(Layout annotation data)
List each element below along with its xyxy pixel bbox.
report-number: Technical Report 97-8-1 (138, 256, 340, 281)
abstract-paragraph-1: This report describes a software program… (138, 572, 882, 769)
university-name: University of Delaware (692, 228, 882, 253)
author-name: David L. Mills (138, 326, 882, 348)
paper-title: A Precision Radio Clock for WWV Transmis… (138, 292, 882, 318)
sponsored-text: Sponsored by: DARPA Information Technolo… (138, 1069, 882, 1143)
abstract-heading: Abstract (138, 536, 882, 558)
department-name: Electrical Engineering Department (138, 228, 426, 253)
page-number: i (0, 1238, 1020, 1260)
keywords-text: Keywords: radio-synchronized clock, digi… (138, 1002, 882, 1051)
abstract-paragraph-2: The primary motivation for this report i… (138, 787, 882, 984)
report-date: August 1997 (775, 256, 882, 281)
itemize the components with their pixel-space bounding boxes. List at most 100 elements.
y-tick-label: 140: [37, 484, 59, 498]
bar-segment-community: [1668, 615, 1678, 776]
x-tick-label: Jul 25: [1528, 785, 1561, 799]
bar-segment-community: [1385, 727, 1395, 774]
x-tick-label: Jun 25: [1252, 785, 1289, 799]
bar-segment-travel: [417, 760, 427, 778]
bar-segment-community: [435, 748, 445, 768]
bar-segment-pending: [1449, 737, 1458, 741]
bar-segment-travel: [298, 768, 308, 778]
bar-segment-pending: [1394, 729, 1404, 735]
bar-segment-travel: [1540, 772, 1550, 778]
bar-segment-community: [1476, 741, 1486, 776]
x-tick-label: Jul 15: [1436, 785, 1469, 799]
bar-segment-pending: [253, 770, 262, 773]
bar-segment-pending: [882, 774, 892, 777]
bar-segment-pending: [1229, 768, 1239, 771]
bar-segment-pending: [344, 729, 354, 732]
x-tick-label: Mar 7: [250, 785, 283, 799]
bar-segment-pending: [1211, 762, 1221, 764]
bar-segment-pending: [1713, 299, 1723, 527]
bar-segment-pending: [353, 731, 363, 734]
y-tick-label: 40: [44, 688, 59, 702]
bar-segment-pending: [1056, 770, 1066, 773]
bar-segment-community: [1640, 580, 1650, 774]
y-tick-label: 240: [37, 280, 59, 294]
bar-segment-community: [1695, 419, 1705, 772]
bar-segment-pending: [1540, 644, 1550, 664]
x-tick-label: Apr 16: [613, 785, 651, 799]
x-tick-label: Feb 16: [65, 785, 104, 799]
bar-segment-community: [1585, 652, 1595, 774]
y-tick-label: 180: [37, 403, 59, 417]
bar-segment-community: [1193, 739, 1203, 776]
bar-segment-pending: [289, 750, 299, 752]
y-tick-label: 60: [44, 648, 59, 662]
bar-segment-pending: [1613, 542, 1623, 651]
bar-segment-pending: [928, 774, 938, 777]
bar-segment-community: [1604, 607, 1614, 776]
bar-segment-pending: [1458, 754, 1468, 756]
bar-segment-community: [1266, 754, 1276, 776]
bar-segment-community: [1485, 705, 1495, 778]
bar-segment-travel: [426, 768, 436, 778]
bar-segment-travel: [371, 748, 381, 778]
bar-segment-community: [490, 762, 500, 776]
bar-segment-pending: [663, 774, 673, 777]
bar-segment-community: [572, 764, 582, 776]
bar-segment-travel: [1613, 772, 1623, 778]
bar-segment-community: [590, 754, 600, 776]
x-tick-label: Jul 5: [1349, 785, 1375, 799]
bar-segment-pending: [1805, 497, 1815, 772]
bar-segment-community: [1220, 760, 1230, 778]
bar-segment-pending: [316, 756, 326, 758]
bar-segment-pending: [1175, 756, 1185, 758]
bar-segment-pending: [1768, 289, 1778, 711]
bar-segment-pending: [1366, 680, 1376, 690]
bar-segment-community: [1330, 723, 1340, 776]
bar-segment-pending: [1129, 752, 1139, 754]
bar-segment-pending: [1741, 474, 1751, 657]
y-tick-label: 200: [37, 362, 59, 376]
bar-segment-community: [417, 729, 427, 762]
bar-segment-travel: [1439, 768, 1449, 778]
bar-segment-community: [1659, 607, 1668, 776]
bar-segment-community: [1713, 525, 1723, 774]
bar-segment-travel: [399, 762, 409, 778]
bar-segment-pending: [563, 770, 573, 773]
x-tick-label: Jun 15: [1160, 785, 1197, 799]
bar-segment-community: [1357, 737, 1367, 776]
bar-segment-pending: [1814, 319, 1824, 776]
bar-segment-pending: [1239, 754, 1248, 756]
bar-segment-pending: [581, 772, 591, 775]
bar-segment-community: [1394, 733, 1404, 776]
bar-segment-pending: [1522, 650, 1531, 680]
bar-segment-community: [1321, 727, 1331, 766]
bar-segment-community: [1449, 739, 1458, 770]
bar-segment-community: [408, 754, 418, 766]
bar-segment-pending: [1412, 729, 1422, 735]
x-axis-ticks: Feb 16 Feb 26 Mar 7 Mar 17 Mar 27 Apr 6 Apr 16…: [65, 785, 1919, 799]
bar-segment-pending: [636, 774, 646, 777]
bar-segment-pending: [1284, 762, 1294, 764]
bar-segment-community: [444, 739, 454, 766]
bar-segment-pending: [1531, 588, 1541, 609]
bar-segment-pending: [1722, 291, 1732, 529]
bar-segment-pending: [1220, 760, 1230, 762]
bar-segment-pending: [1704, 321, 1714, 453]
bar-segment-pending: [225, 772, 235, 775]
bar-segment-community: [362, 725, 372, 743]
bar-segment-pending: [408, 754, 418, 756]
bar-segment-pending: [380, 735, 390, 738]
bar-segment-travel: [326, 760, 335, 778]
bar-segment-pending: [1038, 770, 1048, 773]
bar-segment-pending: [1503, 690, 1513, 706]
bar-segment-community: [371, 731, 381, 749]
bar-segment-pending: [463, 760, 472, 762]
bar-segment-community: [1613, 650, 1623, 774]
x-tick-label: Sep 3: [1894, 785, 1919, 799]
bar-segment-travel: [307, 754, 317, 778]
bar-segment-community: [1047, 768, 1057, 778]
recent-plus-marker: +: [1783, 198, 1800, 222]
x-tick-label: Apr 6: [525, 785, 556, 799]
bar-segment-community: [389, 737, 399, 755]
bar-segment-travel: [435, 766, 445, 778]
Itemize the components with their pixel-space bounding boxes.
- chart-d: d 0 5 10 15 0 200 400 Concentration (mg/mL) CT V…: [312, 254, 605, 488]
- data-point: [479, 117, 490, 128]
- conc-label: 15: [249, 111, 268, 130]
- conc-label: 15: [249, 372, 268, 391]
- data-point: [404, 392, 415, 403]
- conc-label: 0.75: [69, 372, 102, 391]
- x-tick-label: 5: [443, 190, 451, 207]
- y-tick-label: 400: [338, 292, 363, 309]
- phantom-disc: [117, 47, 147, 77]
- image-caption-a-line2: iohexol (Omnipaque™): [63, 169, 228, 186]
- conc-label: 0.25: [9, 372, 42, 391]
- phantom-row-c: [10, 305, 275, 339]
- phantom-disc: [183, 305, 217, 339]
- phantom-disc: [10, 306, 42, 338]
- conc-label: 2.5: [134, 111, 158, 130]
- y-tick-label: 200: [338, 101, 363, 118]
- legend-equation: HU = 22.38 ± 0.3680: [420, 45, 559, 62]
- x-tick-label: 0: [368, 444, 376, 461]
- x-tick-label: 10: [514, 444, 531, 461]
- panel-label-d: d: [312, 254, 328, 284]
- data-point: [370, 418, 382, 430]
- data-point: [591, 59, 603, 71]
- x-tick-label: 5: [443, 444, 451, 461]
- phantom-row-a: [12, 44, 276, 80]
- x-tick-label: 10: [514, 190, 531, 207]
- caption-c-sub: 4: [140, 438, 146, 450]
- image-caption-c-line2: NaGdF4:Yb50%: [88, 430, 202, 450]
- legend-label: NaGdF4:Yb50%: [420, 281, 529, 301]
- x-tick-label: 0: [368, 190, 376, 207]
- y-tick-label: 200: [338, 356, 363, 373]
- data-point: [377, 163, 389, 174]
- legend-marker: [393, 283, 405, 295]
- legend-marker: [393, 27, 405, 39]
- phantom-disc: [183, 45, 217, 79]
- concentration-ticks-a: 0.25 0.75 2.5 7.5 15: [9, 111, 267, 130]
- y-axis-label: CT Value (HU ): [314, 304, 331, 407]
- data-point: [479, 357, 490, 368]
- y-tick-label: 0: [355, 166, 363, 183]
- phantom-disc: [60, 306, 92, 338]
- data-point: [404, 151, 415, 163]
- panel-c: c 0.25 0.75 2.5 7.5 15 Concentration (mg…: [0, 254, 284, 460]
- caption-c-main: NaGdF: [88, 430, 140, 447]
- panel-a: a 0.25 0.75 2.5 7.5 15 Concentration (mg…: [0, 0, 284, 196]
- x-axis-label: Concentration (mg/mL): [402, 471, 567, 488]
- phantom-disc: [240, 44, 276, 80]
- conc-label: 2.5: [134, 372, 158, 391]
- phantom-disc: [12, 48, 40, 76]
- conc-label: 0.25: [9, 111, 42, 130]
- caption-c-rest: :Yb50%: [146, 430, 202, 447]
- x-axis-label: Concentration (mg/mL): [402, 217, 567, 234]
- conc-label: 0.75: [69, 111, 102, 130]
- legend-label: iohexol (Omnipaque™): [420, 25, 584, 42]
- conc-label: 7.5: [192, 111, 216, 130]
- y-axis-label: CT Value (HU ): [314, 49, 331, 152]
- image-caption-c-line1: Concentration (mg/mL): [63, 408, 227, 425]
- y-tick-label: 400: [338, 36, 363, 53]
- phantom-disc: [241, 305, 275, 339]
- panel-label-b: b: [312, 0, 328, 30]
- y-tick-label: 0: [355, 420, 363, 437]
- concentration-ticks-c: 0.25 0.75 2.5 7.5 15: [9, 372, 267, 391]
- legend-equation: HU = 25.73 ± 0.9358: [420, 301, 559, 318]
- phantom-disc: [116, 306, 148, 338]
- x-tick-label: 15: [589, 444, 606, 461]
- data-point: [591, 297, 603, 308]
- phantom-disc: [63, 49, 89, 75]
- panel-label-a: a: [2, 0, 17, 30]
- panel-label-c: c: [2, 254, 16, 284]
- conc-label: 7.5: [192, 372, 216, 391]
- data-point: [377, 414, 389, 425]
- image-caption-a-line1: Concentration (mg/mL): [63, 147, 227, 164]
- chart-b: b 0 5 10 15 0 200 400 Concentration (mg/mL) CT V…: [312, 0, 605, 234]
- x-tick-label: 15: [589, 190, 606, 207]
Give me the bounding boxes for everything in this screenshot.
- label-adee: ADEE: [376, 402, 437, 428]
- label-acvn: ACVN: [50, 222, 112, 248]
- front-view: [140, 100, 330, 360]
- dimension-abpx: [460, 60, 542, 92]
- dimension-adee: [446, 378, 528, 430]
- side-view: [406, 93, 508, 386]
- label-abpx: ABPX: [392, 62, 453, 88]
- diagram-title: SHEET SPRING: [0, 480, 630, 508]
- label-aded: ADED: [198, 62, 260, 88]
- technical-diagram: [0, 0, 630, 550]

— THE REQUEST —
Please reproduce the material from its first line through the line containing "bar-segment-pending: [882, 774, 892, 777]", substituting "bar-segment-transit" for every "bar-segment-travel" and leaving everything else unchanged.

— COMPLETED EXERCISE —
List each element below along with its xyxy pixel bbox.
report-number: Technical Report 97-8-1 (138, 256, 340, 281)
abstract-paragraph-1: This report describes a software program… (138, 572, 882, 769)
university-name: University of Delaware (692, 228, 882, 253)
author-name: David L. Mills (138, 326, 882, 348)
paper-title: A Precision Radio Clock for WWV Transmis… (138, 292, 882, 318)
sponsored-text: Sponsored by: DARPA Information Technolo… (138, 1069, 882, 1143)
abstract-heading: Abstract (138, 536, 882, 558)
department-name: Electrical Engineering Department (138, 228, 426, 253)
page-number: i (0, 1238, 1020, 1260)
keywords-text: Keywords: radio-synchronized clock, digi… (138, 1002, 882, 1051)
abstract-paragraph-2: The primary motivation for this report i… (138, 787, 882, 984)
report-date: August 1997 (775, 256, 882, 281)
itemize the components with their pixel-space bounding boxes. List at most 100 elements.
y-tick-label: 140: [37, 484, 59, 498]
bar-segment-community: [1668, 615, 1678, 776]
x-tick-label: Jul 25: [1528, 785, 1561, 799]
bar-segment-community: [1385, 727, 1395, 774]
x-tick-label: Jun 25: [1252, 785, 1289, 799]
bar-segment-transit: [417, 760, 427, 778]
bar-segment-community: [435, 748, 445, 768]
bar-segment-pending: [1449, 737, 1458, 741]
bar-segment-transit: [298, 768, 308, 778]
bar-segment-pending: [1394, 729, 1404, 735]
bar-segment-transit: [1540, 772, 1550, 778]
bar-segment-community: [1476, 741, 1486, 776]
x-tick-label: Jul 15: [1436, 785, 1469, 799]
bar-segment-pending: [253, 770, 262, 773]
bar-segment-pending: [882, 774, 892, 777]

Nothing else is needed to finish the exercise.